* Stored data *
====
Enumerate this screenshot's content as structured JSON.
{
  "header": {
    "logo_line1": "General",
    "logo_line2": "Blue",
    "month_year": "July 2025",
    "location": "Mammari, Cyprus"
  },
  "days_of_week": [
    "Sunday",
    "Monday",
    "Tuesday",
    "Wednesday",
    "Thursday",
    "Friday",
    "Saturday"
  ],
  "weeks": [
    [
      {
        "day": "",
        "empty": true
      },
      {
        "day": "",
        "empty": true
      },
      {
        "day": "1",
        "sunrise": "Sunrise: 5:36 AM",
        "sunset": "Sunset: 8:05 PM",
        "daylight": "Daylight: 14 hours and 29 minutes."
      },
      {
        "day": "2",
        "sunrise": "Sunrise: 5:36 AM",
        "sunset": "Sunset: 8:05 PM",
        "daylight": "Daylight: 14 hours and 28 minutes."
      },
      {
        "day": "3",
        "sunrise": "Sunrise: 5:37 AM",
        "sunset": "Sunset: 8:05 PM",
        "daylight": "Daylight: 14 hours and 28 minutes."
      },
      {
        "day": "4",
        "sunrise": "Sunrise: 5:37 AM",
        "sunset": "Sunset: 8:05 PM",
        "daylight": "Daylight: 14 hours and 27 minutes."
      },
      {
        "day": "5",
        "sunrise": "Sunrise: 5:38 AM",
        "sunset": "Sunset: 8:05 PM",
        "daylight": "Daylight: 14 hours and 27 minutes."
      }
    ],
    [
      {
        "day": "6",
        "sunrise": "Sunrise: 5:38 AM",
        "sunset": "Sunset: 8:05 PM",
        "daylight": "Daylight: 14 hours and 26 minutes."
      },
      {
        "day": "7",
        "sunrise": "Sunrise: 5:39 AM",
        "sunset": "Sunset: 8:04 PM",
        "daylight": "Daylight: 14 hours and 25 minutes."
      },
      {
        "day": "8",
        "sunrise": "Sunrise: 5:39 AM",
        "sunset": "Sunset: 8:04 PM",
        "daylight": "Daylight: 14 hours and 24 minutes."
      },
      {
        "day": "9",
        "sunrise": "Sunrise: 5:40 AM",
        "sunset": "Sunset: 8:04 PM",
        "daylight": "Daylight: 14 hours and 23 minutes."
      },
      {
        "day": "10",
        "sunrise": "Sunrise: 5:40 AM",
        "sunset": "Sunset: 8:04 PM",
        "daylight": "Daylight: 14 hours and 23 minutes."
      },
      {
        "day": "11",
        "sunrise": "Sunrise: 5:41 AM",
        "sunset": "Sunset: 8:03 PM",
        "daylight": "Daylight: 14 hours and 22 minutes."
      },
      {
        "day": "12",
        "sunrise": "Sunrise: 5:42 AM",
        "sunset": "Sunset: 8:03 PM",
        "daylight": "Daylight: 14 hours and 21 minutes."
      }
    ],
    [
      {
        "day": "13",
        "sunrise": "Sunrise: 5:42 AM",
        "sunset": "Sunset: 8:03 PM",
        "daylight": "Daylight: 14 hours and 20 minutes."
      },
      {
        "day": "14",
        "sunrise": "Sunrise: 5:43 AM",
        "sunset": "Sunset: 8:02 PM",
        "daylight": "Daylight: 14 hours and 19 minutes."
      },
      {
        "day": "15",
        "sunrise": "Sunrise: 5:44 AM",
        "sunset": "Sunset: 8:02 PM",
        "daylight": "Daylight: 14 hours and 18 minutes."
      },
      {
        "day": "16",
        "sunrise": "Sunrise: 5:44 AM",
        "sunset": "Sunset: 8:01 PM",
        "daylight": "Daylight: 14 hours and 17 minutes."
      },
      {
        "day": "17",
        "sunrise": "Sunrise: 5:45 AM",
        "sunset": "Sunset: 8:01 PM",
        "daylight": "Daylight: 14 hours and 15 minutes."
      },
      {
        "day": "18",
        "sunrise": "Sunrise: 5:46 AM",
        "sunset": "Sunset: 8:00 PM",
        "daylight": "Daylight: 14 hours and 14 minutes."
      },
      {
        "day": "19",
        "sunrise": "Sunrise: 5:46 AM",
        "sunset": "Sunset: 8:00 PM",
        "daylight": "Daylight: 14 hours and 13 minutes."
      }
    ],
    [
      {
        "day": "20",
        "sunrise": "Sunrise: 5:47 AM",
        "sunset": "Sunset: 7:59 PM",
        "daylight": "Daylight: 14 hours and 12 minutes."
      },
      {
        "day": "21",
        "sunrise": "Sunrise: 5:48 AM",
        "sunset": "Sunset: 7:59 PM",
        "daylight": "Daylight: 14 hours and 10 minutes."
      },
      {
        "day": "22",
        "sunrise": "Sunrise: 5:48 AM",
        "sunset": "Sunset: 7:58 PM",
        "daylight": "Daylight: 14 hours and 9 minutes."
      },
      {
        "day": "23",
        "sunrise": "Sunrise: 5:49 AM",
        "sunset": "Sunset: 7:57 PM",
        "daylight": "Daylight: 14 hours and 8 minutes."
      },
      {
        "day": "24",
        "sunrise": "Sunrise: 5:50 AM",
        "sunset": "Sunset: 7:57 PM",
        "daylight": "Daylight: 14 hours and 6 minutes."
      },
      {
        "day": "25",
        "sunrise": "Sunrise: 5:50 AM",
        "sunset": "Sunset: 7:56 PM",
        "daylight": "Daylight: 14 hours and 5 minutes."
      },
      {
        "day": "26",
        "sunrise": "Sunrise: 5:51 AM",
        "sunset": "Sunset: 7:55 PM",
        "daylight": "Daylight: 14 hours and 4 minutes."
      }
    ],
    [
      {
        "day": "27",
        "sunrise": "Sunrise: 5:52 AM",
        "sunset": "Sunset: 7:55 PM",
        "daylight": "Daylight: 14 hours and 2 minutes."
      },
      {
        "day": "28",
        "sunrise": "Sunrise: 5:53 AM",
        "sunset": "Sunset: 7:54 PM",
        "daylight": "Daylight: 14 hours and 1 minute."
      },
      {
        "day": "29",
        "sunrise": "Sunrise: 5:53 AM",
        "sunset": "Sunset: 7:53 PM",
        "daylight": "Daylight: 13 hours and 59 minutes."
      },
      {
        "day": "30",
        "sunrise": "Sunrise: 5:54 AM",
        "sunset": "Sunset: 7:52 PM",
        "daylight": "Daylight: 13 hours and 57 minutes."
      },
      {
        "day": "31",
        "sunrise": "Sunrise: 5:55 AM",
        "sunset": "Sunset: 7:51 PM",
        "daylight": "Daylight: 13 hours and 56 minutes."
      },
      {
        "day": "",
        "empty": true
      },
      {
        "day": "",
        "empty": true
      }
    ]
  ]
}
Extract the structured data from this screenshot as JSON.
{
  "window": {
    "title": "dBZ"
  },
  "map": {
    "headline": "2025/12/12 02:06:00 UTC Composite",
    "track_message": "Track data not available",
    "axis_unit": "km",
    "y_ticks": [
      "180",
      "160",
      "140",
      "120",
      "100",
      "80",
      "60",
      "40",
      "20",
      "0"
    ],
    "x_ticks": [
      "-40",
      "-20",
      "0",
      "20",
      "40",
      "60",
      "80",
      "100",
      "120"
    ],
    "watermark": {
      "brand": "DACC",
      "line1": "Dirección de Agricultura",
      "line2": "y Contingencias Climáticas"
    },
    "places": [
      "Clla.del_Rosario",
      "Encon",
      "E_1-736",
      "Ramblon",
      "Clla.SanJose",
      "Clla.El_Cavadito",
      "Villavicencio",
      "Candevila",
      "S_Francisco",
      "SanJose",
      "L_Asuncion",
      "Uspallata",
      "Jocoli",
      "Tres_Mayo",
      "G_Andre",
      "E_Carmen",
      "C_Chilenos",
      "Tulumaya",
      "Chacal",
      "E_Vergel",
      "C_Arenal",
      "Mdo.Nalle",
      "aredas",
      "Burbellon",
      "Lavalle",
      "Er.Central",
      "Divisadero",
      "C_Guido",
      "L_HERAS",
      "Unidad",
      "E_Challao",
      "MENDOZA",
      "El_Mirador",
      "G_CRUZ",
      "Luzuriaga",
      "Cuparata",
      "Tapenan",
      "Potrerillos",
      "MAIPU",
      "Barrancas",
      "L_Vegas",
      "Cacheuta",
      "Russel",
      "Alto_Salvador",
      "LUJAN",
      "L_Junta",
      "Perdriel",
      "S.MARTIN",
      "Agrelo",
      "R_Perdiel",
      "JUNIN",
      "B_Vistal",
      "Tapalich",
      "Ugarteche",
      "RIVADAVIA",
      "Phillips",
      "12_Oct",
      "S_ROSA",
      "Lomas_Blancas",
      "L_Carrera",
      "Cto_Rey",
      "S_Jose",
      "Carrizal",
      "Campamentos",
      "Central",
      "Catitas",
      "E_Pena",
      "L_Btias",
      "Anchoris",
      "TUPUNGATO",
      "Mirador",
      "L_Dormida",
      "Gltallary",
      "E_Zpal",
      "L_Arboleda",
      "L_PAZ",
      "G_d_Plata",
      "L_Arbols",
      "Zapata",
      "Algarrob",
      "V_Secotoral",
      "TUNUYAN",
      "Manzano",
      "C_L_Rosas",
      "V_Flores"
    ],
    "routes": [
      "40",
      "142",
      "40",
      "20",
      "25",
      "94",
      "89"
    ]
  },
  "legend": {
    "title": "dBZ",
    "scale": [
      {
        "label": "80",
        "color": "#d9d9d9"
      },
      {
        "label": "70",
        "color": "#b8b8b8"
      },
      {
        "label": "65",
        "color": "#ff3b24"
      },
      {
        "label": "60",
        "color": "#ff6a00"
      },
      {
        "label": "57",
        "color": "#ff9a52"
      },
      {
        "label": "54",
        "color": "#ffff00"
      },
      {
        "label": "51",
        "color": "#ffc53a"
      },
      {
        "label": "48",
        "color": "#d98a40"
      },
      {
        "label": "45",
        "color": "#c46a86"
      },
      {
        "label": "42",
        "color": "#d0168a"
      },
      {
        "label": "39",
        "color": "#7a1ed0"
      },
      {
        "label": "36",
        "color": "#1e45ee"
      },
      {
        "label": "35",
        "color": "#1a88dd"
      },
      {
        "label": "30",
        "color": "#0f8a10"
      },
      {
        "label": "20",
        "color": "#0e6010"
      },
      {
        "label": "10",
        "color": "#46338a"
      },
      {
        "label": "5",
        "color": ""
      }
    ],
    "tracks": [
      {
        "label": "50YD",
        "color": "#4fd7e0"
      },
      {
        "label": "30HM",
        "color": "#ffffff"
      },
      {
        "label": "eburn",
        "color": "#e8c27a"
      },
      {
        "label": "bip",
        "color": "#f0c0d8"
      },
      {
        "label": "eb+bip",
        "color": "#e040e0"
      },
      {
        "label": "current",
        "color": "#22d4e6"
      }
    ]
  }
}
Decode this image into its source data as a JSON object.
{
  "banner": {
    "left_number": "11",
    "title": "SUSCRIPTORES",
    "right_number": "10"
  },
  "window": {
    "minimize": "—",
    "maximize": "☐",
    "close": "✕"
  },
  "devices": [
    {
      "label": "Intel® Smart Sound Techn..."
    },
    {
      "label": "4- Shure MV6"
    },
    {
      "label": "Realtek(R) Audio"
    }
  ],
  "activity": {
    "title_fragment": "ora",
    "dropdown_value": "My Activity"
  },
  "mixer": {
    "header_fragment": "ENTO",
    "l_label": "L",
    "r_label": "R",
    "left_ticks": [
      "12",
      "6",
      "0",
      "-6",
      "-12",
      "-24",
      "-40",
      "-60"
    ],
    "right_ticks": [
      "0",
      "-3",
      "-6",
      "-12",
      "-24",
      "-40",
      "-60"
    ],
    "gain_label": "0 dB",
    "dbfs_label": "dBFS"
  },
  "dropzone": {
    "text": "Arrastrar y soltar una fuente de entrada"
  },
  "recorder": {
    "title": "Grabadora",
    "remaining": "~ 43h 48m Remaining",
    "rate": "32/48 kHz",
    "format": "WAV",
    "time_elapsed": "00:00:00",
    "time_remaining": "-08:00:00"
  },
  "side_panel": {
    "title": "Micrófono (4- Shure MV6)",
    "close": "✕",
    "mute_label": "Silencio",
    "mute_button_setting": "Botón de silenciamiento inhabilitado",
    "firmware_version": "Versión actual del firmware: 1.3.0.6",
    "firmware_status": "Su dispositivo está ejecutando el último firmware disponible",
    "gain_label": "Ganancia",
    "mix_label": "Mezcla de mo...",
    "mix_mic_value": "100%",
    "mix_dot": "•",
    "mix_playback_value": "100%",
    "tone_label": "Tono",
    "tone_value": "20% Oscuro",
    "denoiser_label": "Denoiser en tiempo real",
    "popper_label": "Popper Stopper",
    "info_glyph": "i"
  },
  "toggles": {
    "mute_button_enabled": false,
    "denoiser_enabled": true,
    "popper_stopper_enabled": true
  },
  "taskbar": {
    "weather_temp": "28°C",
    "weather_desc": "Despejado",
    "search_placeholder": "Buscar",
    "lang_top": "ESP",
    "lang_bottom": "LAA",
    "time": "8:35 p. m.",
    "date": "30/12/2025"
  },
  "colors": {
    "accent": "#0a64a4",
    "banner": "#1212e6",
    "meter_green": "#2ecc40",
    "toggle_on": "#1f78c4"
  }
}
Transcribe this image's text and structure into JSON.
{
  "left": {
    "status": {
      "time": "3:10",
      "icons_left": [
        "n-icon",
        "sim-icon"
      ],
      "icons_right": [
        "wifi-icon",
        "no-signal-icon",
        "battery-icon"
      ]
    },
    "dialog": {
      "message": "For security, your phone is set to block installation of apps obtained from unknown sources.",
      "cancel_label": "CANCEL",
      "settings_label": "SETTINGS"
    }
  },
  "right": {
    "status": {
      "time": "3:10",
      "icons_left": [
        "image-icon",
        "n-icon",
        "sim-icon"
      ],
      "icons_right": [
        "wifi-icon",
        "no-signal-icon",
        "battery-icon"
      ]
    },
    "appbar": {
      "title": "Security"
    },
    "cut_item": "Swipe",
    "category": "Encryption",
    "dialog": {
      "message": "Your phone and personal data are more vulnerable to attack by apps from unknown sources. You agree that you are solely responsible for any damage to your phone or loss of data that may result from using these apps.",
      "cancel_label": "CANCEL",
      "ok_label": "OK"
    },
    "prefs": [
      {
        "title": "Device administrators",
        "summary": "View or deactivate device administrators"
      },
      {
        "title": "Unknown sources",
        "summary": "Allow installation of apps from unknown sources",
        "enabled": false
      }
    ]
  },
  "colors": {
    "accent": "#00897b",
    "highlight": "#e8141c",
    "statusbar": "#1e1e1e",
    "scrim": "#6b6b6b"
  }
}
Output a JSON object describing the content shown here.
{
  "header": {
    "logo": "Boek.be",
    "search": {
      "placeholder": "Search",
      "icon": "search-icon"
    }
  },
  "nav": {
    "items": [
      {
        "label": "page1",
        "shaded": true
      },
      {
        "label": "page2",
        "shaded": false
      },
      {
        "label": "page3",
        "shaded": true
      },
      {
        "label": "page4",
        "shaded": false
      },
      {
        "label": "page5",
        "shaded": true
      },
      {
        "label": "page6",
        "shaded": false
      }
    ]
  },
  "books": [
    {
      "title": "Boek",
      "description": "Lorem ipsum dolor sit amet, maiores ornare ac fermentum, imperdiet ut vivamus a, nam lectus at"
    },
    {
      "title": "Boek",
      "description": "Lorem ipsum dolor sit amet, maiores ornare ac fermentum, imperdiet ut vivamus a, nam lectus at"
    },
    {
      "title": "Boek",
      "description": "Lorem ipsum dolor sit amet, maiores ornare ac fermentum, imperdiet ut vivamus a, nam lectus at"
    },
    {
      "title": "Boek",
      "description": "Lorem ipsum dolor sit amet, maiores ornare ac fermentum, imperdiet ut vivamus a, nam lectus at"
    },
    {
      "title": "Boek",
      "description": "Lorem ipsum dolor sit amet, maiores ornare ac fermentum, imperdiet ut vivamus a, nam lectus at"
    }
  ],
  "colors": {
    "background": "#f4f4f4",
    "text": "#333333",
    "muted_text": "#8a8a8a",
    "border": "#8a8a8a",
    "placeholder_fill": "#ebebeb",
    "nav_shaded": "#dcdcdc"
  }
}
====
* Written instruction *
Search the lines for the word "object" and report how many contain it, by number only.

* Result of this exercise *
2